** START OF PROVIDED MATERIAL **

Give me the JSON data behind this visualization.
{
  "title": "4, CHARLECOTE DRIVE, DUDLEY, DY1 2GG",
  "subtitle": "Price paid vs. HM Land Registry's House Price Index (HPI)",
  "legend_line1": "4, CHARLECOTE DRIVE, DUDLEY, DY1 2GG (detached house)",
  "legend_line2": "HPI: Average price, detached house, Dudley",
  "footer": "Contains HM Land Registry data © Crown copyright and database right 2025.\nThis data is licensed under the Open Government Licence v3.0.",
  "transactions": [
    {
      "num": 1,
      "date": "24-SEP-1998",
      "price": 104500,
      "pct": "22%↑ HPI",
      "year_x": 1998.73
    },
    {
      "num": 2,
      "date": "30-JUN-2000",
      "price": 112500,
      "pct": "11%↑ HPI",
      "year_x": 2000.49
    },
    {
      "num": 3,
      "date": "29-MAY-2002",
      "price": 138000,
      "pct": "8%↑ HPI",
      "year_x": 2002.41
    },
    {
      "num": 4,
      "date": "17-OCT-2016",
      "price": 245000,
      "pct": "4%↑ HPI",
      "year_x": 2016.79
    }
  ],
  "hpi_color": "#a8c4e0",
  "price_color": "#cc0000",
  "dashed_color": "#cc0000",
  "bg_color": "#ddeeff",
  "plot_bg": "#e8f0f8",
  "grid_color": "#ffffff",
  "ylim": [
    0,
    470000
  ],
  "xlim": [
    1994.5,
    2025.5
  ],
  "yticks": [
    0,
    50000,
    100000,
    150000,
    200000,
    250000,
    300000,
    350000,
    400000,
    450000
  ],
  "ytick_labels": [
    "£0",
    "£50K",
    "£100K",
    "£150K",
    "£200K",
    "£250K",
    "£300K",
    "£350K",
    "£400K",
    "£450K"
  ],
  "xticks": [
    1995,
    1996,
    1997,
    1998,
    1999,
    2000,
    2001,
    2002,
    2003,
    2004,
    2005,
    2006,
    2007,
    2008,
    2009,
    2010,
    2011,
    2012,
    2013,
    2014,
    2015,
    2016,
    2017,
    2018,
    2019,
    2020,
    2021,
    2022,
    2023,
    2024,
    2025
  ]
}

** END OF PROVIDED MATERIAL **

#### PROBLEM TO SOLVE:
Write out the full set of records exactly as given.

#### FULL SOLUTION:
Give me the JSON data behind this visualization.
{
  "title": "4, CHARLECOTE DRIVE, DUDLEY, DY1 2GG",
  "subtitle": "Price paid vs. HM Land Registry's House Price Index (HPI)",
  "legend_line1": "4, CHARLECOTE DRIVE, DUDLEY, DY1 2GG (detached house)",
  "legend_line2": "HPI: Average price, detached house, Dudley",
  "footer": "Contains HM Land Registry data © Crown copyright and database right 2025.\nThis data is licensed under the Open Government Licence v3.0.",
  "transactions": [
    {
      "num": 1,
      "date": "24-SEP-1998",
      "price": 104500,
      "pct": "22%↑ HPI",
      "year_x": 1998.73
    },
    {
      "num": 2,
      "date": "30-JUN-2000",
      "price": 112500,
      "pct": "11%↑ HPI",
      "year_x": 2000.49
    },
    {
      "num": 3,
      "date": "29-MAY-2002",
      "price": 138000,
      "pct": "8%↑ HPI",
      "year_x": 2002.41
    },
    {
      "num": 4,
      "date": "17-OCT-2016",
      "price": 245000,
      "pct": "4%↑ HPI",
      "year_x": 2016.79
    }
  ],
  "hpi_color": "#a8c4e0",
  "price_color": "#cc0000",
  "dashed_color": "#cc0000",
  "bg_color": "#ddeeff",
  "plot_bg": "#e8f0f8",
  "grid_color": "#ffffff",
  "ylim": [
    0,
    470000
  ],
  "xlim": [
    1994.5,
    2025.5
  ],
  "yticks": [
    0,
    50000,
    100000,
    150000,
    200000,
    250000,
    300000,
    350000,
    400000,
    450000
  ],
  "ytick_labels": [
    "£0",
    "£50K",
    "£100K",
    "£150K",
    "£200K",
    "£250K",
    "£300K",
    "£350K",
    "£400K",
    "£450K"
  ],
  "xticks": [
    1995,
    1996,
    1997,
    1998,
    1999,
    2000,
    2001,
    2002,
    2003,
    2004,
    2005,
    2006,
    2007,
    2008,
    2009,
    2010,
    2011,
    2012,
    2013,
    2014,
    2015,
    2016,
    2017,
    2018,
    2019,
    2020,
    2021,
    2022,
    2023,
    2024,
    2025
  ]
}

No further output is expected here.